(Task directions): Print the listing in its entirety and exactly, leaving out images.

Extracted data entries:
□ □ □ □ □

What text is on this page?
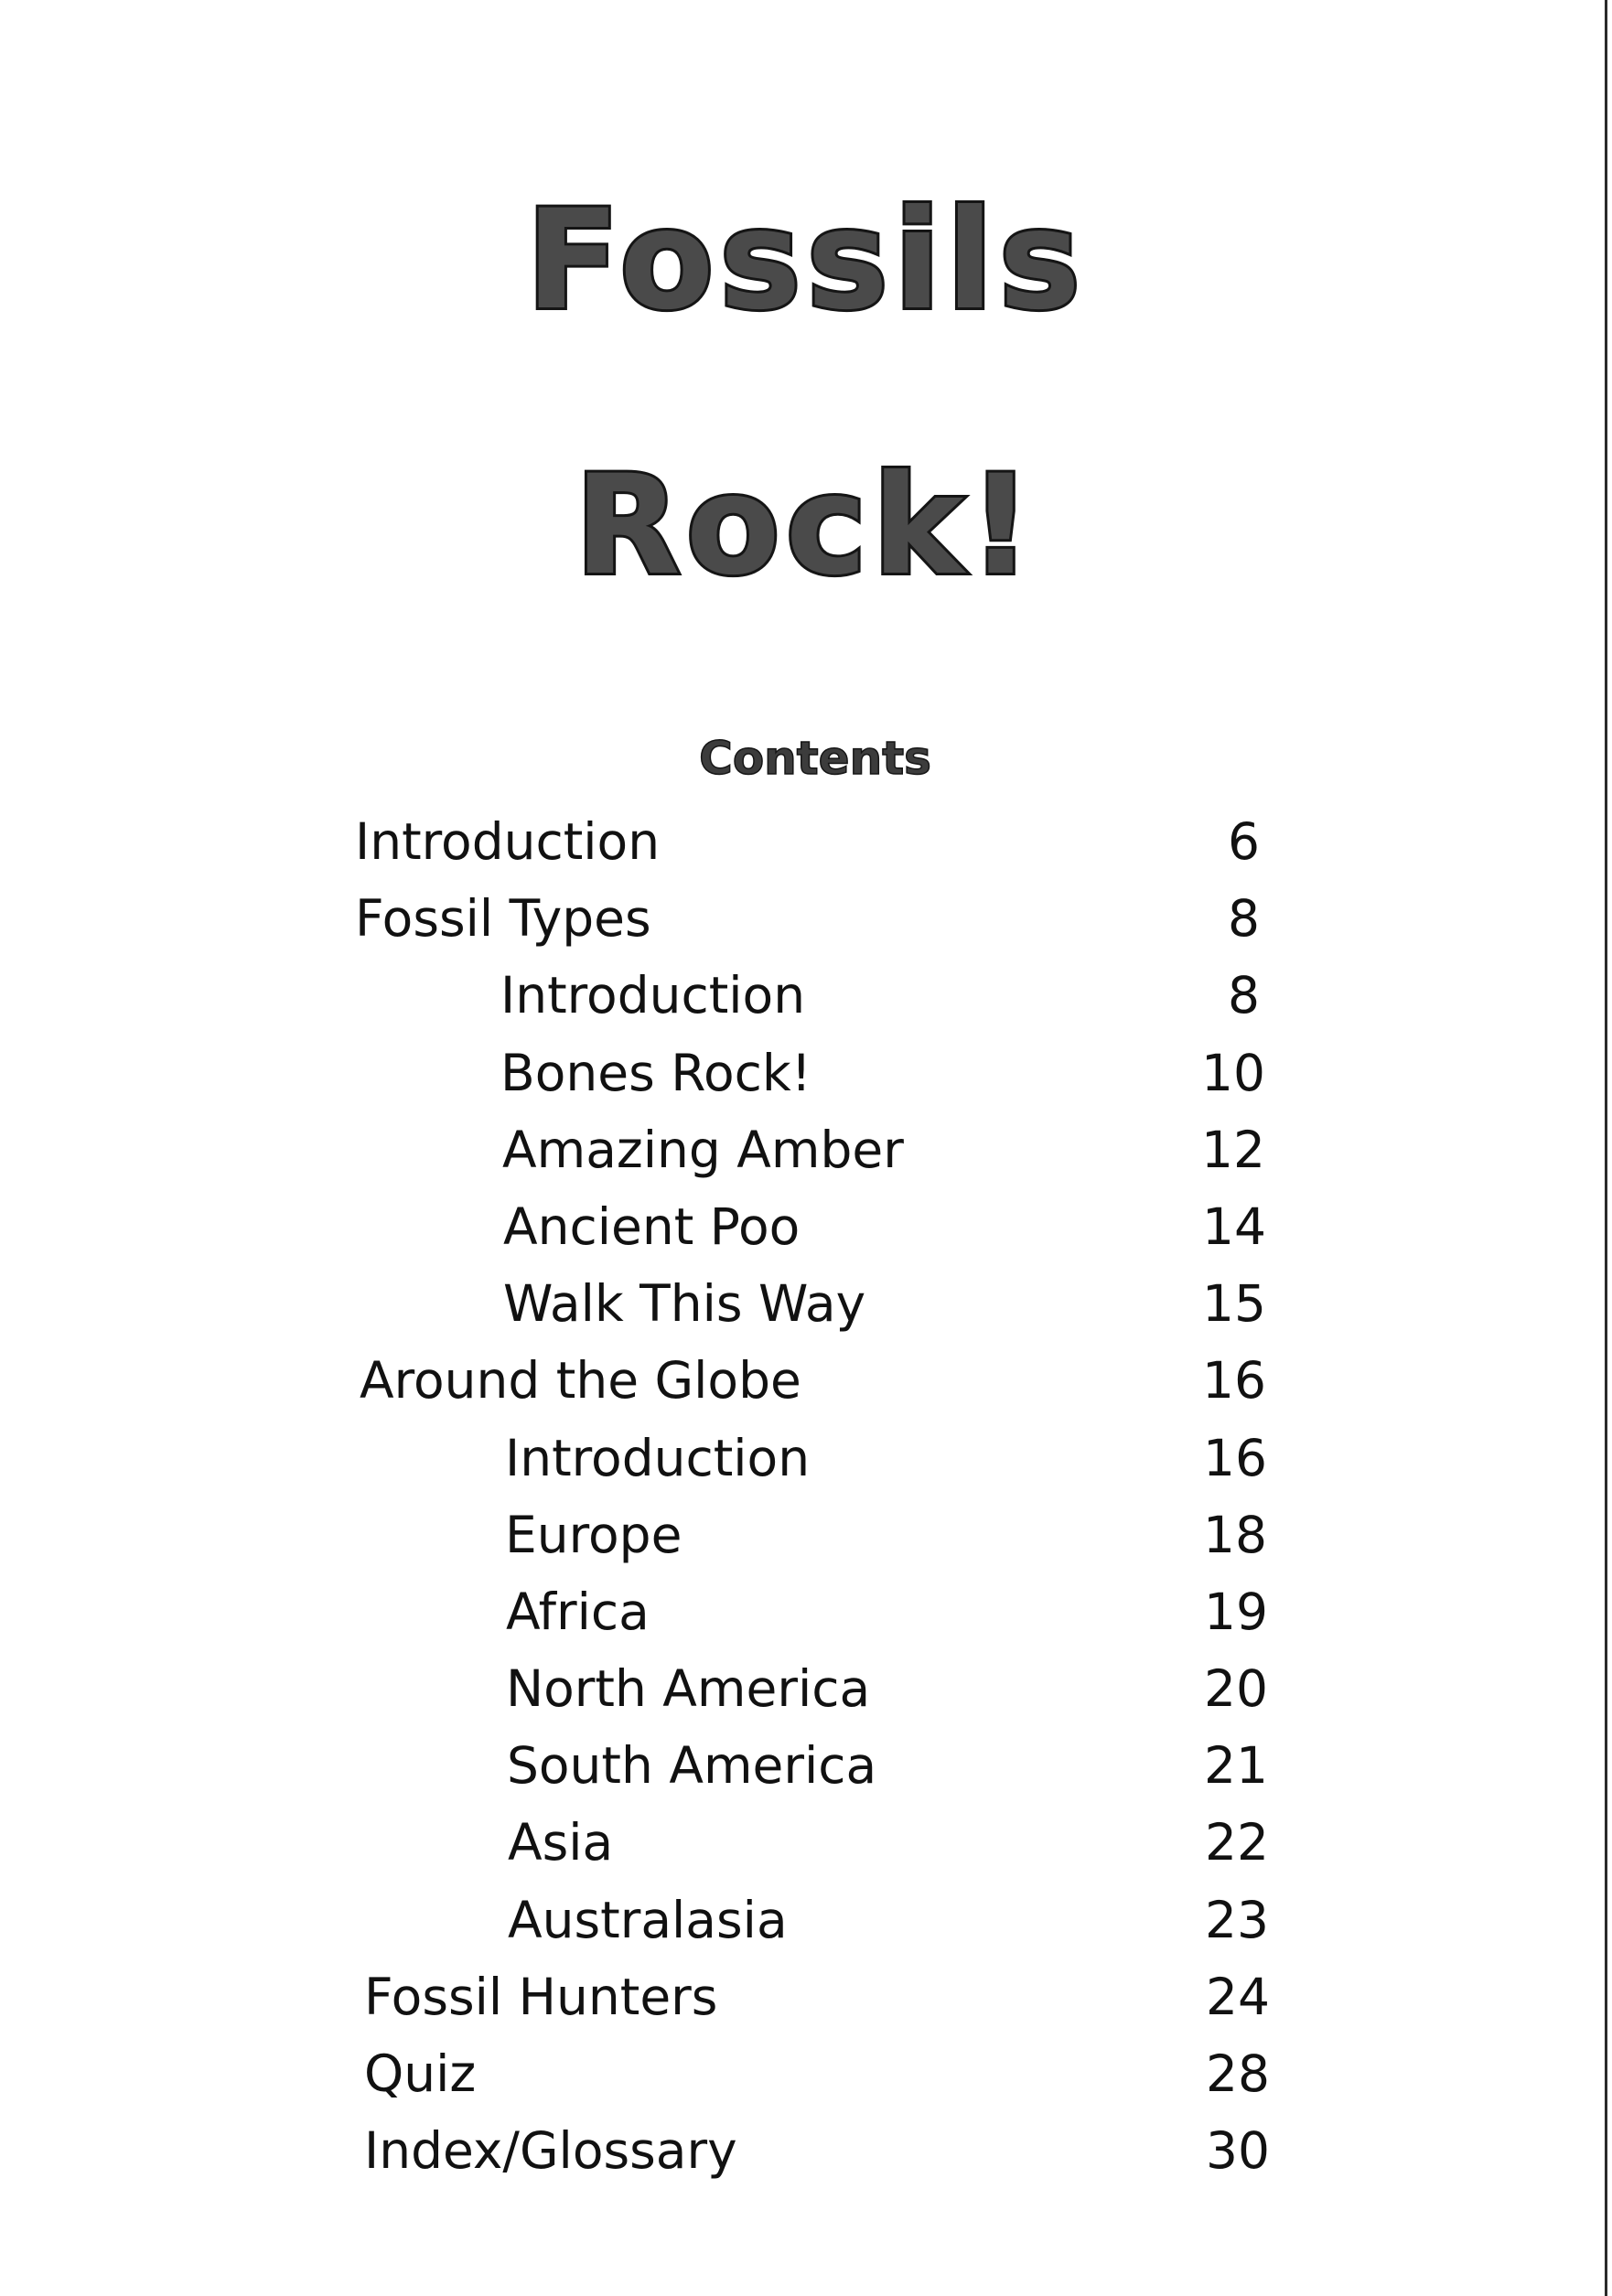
Fossils
Rock!
Contents
Introduction	6
Fossil Types	8
Introduction	8
Bones Rock!	10
Amazing Amber	12
Ancient Poo	14
Walk This Way	15
Around the Globe	16
Introduction	16
Europe	18
Africa	19
North America	20
South America	21
Asia	22
Australasia	23
Fossil Hunters	24
Quiz	28
Index/Glossary	30
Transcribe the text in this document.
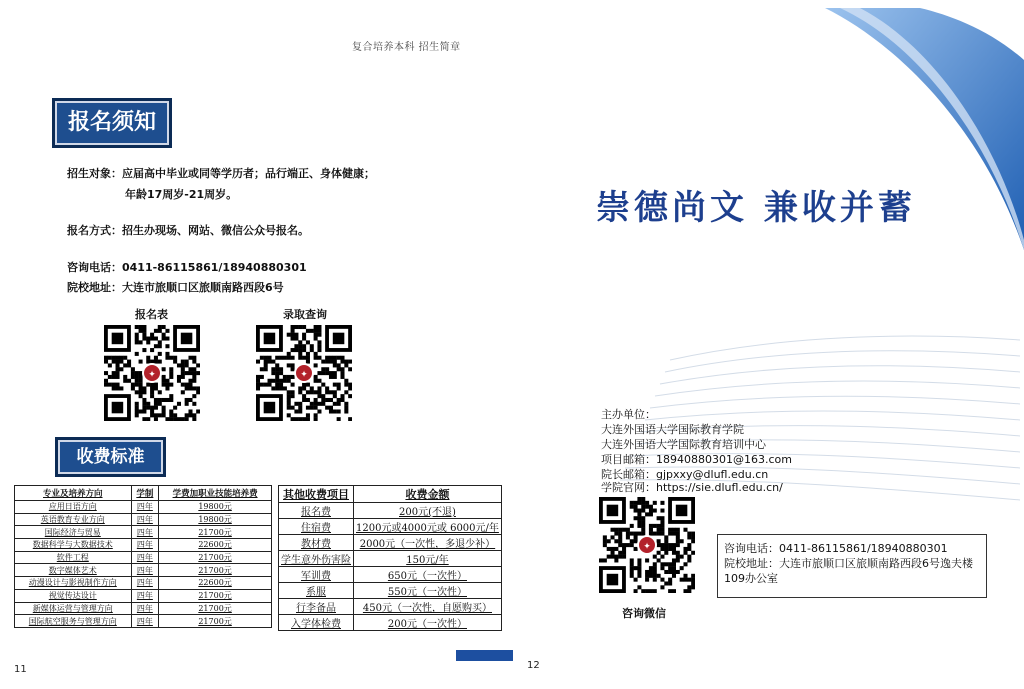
复合培养本科 招生简章
报名须知
招生对象：应届高中毕业或同等学历者；品行端正、身体健康；
年龄17周岁-21周岁。
报名方式：招生办现场、网站、微信公众号报名。
咨询电话：0411-86115861/18940880301
院校地址：大连市旅顺口区旅顺南路西段6号
报名表	录取查询
✦	✦
收费标准
专业及培养方向	学制	学费加职业技能培养费
应用日语方向	四年	19800元
英语教育专业方向	四年	19800元
国际经济与贸易	四年	21700元
数据科学与大数据技术	四年	22600元
软件工程	四年	21700元
数字媒体艺术	四年	21700元
动漫设计与影视制作方向	四年	22600元
视觉传达设计	四年	21700元
新媒体运营与管理方向	四年	21700元
国际航空服务与管理方向	四年	21700元
其他收费项目	收费金额
报名费	200元(不退)
住宿费	1200元或4000元或 6000元/年
教材费	2000元（一次性，多退少补）
学生意外伤害险	150元/年
军训费	650元（一次性）
系服	550元（一次性）
行李备品	450元（一次性，自愿购买）
入学体检费	200元（一次性）
11	12
崇德尚文 兼收并蓄
主办单位：
大连外国语大学国际教育学院
大连外国语大学国际教育培训中心
项目邮箱：18940880301@163.com
院长邮箱：gjpxxy@dlufl.edu.cn
学院官网：https://sie.dlufl.edu.cn/
✦
咨询微信
咨询电话：0411-86115861/18940880301
院校地址：大连市旅顺口区旅顺南路西段6号逸夫楼109办公室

□ □ □ □ □

(Task result):
What text is on this page?
Fossils
Rock!
Contents
Introduction	6
Fossil Types	8
Introduction	8
Bones Rock!	10
Amazing Amber	12
Ancient Poo	14
Walk This Way	15
Around the Globe	16
Introduction	16
Europe	18
Africa	19
North America	20
South America	21
Asia	22
Australasia	23
Fossil Hunters	24
Quiz	28
Index/Glossary	30
Transcribe the text in this document.
复合培养本科 招生简章
报名须知
招生对象：应届高中毕业或同等学历者；品行端正、身体健康；
年龄17周岁-21周岁。
报名方式：招生办现场、网站、微信公众号报名。
咨询电话：0411-86115861/18940880301
院校地址：大连市旅顺口区旅顺南路西段6号
报名表	录取查询
✦	✦
收费标准
专业及培养方向	学制	学费加职业技能培养费
应用日语方向	四年	19800元
英语教育专业方向	四年	19800元
国际经济与贸易	四年	21700元
数据科学与大数据技术	四年	22600元
软件工程	四年	21700元
数字媒体艺术	四年	21700元
动漫设计与影视制作方向	四年	22600元
视觉传达设计	四年	21700元
新媒体运营与管理方向	四年	21700元
国际航空服务与管理方向	四年	21700元
其他收费项目	收费金额
报名费	200元(不退)
住宿费	1200元或4000元或 6000元/年
教材费	2000元（一次性，多退少补）
学生意外伤害险	150元/年
军训费	650元（一次性）
系服	550元（一次性）
行李备品	450元（一次性，自愿购买）
入学体检费	200元（一次性）
11	12
崇德尚文 兼收并蓄
主办单位：
大连外国语大学国际教育学院
大连外国语大学国际教育培训中心
项目邮箱：18940880301@163.com
院长邮箱：gjpxxy@dlufl.edu.cn
学院官网：https://sie.dlufl.edu.cn/
✦
咨询微信
咨询电话：0411-86115861/18940880301
院校地址：大连市旅顺口区旅顺南路西段6号逸夫楼109办公室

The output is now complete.